# TO BE DONE:
Where does the string "this" appear in the records? Copy every line that contains it.
______
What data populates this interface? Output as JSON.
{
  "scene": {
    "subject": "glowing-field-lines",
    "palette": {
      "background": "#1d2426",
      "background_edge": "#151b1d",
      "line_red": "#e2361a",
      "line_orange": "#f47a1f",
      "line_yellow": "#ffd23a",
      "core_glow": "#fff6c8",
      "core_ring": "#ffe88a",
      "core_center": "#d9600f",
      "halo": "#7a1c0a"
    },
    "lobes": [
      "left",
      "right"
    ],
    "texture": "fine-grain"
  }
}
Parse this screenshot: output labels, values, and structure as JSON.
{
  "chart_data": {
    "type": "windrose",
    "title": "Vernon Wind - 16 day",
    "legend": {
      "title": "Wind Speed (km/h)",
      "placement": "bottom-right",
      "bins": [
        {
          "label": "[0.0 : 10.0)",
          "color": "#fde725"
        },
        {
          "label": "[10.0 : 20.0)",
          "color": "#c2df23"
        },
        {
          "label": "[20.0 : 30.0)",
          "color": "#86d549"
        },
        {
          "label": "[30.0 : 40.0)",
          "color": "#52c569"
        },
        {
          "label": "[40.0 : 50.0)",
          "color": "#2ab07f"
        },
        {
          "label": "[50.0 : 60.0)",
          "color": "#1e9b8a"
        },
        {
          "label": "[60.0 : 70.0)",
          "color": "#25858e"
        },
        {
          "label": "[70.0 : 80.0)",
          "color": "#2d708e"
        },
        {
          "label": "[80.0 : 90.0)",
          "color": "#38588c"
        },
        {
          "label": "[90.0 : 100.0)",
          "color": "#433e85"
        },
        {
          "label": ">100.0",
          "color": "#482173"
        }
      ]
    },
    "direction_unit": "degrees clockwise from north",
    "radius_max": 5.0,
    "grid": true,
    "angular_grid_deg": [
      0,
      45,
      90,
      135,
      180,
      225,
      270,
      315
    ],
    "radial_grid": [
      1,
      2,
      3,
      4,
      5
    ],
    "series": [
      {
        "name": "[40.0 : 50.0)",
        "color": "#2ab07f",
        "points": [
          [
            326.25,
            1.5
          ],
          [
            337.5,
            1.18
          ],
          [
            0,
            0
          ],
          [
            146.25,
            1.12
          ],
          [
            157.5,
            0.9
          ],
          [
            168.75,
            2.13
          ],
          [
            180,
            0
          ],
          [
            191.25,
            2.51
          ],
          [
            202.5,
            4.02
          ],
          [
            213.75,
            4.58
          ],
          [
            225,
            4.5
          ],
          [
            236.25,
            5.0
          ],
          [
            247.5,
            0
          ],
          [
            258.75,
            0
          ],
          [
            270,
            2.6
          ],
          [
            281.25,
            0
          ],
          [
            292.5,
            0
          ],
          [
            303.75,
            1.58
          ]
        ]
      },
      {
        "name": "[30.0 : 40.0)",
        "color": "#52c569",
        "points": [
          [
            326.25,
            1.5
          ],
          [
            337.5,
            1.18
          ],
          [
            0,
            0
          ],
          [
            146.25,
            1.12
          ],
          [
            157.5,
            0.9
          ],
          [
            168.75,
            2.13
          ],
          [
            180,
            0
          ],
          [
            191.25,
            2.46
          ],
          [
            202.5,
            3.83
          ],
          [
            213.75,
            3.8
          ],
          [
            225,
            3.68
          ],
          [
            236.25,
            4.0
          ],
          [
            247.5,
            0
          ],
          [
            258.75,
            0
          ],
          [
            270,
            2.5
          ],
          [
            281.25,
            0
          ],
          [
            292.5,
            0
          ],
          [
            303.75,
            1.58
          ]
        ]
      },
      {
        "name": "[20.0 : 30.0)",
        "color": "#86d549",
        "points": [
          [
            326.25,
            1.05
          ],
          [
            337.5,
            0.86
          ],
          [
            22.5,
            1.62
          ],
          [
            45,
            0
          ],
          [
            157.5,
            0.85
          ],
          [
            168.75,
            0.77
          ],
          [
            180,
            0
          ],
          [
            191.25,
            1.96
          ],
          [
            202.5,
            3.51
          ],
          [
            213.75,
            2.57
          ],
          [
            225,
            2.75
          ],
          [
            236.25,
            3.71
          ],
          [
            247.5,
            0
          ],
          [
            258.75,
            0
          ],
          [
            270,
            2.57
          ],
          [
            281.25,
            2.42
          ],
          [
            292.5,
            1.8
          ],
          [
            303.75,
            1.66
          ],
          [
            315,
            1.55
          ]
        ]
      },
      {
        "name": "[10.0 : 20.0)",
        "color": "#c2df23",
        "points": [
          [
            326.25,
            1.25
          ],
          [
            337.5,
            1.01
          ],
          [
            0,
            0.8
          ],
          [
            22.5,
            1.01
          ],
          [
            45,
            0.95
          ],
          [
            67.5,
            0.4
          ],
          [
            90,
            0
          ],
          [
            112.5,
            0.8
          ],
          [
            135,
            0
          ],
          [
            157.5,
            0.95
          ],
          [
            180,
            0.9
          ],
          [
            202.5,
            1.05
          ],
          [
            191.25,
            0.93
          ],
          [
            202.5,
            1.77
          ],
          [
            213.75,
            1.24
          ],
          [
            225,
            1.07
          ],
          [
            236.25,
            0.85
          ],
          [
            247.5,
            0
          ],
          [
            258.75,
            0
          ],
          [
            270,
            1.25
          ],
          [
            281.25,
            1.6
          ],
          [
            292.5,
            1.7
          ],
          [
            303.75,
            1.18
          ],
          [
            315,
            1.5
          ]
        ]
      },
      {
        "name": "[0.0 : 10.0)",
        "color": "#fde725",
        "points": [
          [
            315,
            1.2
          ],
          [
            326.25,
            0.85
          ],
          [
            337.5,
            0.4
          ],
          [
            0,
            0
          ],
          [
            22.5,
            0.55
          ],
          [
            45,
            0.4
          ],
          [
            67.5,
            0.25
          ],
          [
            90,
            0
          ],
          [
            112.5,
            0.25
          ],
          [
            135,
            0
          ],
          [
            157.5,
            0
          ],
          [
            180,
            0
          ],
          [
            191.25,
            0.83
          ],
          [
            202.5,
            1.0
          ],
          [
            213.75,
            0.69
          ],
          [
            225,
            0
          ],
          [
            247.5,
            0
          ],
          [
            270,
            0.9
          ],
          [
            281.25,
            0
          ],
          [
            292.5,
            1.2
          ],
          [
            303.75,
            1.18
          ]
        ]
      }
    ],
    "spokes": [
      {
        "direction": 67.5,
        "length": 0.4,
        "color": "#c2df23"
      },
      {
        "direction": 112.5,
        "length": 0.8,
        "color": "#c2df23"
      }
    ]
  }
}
______
# COMPLETED EXERCISE:
What data populates this interface? Output as JSON.
Parse this screenshot: output labels, values, and structure as JSON.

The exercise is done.